§ **EXERCISE DIRECTIONS**: Select and copy out every line in the records containing "left".

------ DATA SUPPLIED ------

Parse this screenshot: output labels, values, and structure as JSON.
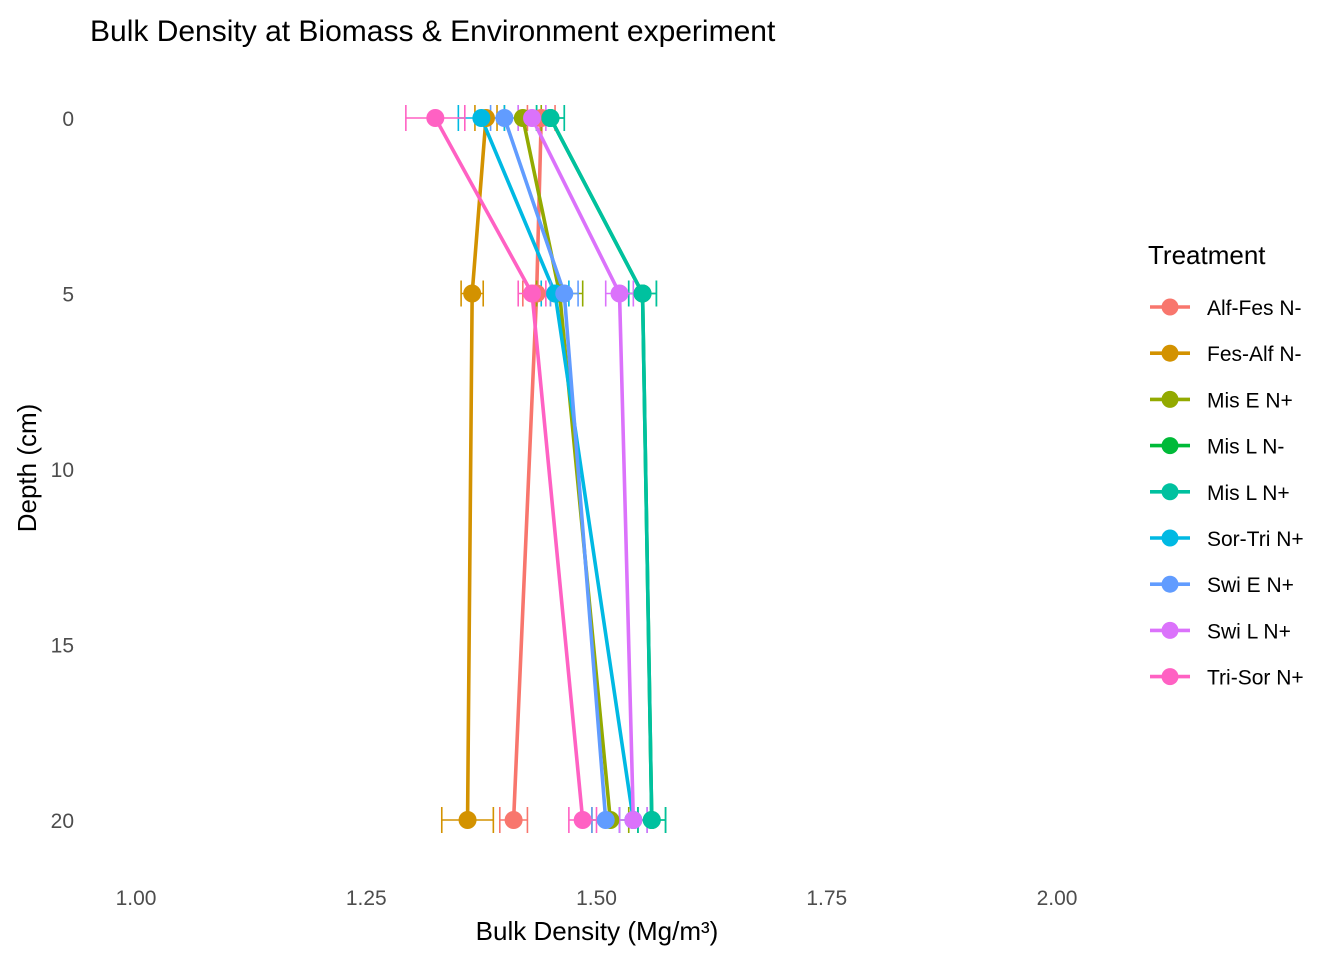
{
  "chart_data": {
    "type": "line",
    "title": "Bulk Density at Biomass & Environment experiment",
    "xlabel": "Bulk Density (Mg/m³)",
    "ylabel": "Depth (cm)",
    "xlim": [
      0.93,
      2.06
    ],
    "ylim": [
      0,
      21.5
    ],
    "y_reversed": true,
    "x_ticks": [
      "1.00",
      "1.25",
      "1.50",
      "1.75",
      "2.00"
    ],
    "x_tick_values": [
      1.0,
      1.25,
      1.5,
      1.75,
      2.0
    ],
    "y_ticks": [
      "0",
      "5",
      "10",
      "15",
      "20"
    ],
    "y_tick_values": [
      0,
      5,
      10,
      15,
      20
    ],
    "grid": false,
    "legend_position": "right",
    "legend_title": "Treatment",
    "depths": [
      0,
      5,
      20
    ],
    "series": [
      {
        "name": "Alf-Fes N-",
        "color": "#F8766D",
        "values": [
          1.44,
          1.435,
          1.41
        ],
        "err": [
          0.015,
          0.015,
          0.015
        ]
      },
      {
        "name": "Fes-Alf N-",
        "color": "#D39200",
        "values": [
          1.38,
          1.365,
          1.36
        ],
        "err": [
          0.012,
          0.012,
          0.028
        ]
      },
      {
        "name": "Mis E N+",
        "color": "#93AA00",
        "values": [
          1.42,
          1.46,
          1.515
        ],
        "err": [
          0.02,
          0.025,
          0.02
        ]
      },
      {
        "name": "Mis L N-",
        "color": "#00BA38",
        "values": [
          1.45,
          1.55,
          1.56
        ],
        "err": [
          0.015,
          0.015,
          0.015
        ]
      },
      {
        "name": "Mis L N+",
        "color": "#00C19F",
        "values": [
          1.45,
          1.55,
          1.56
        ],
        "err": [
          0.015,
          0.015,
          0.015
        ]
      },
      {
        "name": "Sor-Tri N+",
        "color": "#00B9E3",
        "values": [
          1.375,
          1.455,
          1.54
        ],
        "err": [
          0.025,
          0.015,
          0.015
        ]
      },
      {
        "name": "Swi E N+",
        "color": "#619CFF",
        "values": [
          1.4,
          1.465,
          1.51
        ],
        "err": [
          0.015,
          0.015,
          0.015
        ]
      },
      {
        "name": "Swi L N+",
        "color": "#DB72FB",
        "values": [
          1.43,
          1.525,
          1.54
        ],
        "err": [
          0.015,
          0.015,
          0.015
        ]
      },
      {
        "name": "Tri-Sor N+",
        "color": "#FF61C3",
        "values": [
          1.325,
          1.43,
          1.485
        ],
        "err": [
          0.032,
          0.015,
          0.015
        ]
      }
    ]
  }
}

------
------ DATA SUPPLIED ------

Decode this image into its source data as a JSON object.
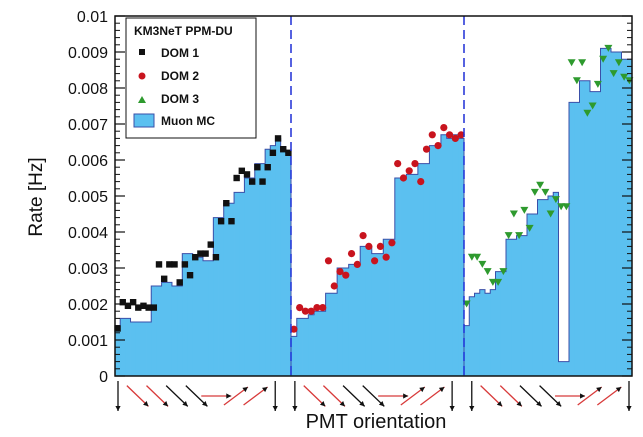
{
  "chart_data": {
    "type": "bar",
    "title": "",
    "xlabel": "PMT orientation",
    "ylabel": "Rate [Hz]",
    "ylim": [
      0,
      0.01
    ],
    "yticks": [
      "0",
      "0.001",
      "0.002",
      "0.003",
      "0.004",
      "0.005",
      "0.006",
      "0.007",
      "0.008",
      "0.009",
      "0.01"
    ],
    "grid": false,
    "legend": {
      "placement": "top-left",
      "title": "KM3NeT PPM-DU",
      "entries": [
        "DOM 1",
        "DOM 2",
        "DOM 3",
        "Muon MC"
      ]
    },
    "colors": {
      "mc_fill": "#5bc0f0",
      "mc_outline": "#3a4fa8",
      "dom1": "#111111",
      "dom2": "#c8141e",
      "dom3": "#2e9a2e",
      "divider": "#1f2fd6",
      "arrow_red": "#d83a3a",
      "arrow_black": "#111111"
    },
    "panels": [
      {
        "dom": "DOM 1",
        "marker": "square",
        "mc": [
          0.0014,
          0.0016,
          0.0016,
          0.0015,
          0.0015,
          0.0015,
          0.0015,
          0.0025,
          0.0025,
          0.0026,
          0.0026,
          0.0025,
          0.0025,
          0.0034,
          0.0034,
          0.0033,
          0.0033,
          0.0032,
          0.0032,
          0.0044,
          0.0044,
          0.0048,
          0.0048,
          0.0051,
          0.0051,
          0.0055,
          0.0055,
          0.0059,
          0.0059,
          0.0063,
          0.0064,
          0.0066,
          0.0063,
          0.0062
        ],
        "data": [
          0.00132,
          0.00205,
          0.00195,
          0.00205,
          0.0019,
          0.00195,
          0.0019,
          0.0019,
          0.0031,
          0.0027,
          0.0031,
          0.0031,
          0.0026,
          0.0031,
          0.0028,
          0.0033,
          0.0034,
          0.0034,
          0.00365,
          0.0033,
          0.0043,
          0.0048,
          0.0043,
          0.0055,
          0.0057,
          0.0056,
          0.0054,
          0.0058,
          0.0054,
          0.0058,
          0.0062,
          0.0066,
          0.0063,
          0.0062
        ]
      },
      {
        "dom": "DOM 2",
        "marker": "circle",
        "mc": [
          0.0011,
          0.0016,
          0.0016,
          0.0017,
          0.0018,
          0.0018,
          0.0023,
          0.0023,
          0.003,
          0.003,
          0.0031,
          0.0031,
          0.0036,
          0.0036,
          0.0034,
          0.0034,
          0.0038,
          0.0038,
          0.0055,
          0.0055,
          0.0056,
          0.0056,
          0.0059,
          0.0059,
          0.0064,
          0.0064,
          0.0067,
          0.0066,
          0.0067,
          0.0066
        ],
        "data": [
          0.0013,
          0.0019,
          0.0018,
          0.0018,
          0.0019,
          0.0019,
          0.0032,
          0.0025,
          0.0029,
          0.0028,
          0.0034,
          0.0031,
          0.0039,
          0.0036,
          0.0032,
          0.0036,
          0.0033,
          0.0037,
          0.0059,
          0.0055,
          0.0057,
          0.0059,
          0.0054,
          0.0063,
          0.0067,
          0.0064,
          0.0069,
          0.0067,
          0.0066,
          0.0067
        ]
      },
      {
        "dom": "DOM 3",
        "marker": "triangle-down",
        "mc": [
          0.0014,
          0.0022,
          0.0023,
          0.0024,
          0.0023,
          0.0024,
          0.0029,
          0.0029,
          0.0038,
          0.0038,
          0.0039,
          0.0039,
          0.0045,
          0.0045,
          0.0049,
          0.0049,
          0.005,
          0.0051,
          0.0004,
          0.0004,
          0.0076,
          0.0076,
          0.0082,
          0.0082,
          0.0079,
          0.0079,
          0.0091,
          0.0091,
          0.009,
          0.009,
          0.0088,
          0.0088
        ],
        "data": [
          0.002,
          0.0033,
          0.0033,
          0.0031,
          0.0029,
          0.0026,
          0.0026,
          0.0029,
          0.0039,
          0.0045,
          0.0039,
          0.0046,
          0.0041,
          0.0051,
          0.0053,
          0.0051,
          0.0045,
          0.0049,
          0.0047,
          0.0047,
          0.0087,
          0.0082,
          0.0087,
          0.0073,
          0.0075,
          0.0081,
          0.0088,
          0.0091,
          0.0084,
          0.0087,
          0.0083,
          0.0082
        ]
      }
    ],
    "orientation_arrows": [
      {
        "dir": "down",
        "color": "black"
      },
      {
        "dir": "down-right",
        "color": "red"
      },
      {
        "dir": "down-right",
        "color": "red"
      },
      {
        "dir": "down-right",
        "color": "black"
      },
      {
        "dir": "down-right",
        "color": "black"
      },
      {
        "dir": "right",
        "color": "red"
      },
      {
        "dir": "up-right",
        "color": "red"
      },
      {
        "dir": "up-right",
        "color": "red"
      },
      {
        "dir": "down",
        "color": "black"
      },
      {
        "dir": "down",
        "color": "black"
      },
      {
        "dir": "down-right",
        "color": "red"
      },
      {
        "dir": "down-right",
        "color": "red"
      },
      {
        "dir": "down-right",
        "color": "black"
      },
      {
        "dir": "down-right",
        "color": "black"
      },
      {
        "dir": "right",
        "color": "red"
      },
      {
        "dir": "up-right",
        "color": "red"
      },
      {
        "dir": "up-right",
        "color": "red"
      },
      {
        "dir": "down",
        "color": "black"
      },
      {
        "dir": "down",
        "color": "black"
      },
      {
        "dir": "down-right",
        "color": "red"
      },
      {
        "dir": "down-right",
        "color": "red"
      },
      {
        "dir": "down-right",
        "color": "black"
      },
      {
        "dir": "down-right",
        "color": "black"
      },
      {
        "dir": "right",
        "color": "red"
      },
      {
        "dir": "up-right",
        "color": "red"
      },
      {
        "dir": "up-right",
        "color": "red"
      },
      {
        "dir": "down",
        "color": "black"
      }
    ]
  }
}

------
------ DATA SUPPLIED ------

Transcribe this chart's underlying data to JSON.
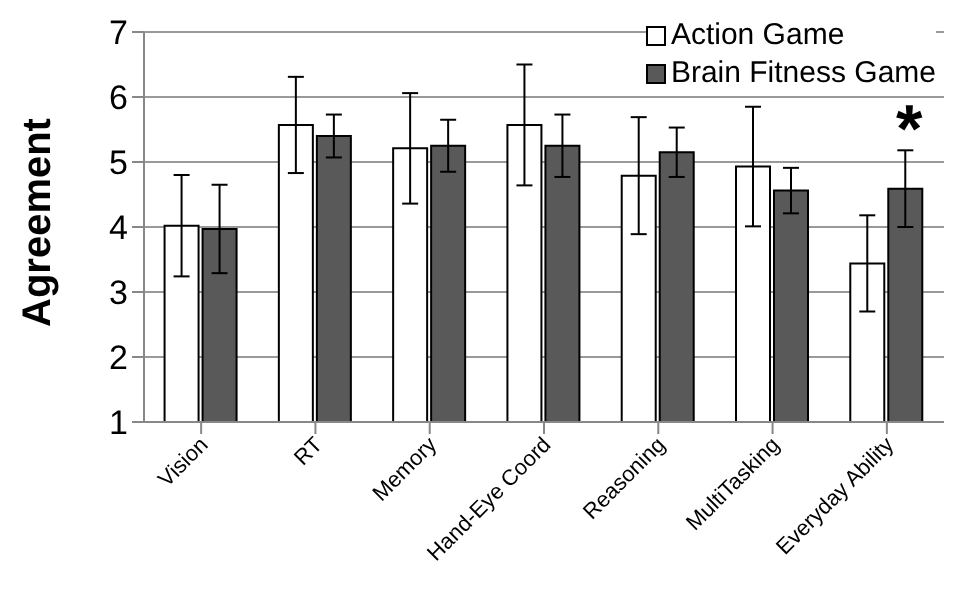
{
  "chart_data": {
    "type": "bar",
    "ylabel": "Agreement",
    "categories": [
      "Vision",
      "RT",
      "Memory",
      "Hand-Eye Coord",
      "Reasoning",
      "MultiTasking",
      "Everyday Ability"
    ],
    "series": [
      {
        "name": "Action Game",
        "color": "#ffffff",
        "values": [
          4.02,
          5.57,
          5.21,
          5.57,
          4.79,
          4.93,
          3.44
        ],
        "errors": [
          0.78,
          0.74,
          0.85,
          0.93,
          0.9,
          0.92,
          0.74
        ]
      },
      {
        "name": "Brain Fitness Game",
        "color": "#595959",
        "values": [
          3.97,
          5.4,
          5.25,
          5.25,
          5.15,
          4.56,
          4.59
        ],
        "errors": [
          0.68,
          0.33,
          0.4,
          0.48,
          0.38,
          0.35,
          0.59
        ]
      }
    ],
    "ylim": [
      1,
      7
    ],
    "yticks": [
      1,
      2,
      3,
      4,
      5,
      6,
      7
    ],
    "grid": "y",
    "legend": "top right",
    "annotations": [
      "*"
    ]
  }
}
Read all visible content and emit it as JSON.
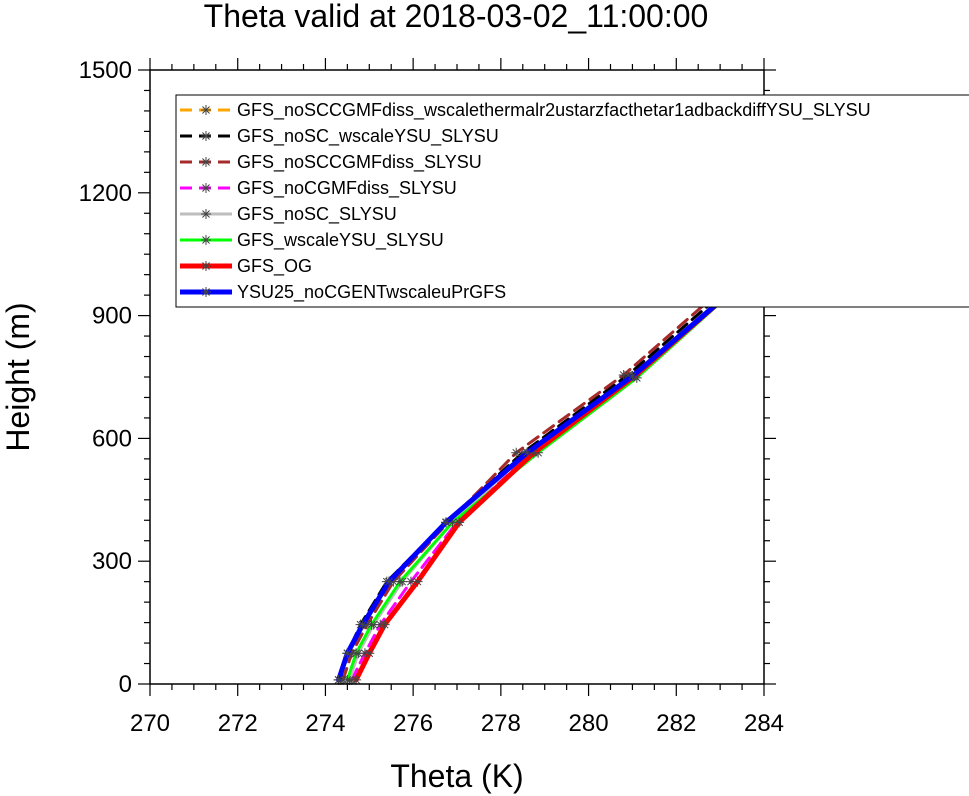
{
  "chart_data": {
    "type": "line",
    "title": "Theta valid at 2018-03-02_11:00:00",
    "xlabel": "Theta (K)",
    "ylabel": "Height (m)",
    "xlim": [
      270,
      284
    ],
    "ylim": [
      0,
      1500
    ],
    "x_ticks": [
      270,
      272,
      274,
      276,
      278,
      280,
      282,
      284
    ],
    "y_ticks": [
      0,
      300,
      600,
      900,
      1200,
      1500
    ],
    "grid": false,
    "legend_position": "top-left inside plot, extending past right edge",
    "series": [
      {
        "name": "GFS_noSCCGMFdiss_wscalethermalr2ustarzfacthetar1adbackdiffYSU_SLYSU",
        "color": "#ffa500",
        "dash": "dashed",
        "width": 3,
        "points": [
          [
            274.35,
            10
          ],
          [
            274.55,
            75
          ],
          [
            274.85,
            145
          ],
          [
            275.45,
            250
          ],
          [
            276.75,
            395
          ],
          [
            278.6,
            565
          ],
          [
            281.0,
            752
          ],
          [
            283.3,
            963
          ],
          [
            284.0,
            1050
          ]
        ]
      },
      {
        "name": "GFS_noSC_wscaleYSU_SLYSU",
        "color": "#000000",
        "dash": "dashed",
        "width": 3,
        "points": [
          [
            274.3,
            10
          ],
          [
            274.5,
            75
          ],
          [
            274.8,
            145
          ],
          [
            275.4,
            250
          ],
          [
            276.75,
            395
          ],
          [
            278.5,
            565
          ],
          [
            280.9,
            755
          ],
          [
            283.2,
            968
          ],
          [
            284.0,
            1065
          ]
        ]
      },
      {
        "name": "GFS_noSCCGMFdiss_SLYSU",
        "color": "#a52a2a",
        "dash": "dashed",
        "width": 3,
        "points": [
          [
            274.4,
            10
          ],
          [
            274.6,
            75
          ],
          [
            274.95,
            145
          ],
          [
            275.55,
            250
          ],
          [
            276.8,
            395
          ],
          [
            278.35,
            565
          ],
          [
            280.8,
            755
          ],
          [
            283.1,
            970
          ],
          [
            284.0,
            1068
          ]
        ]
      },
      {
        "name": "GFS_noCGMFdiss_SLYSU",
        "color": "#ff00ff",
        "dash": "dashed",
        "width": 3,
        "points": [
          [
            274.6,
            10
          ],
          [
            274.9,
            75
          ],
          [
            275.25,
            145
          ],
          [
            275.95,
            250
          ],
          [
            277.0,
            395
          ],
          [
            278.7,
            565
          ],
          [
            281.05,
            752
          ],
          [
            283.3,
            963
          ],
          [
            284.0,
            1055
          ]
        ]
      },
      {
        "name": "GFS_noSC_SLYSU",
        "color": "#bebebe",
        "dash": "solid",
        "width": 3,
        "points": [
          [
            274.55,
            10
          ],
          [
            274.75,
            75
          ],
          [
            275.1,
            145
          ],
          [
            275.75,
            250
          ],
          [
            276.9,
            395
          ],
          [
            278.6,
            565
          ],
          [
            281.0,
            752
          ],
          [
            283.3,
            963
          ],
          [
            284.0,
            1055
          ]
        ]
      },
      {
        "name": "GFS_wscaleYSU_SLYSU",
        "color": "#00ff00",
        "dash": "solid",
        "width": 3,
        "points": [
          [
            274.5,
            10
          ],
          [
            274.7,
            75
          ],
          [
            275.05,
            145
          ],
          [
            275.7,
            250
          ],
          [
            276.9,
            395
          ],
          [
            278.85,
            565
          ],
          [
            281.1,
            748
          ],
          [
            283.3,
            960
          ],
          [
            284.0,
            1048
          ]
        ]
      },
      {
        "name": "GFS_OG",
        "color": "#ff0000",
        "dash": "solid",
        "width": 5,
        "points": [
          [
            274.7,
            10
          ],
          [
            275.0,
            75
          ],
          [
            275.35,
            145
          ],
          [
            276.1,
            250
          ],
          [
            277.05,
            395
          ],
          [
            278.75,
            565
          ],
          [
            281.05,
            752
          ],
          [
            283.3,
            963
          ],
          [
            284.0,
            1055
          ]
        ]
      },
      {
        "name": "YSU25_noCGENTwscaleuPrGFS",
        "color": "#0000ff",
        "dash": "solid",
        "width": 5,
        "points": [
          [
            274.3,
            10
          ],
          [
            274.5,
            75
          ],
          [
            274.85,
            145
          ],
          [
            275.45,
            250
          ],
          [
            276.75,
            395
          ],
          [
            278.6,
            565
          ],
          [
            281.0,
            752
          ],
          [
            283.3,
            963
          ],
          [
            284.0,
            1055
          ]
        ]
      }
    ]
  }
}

------

§ **FULL OUTPUT**:
      "placement": "top-left",
    "legend_position": "top-left inside plot, extending past right edge",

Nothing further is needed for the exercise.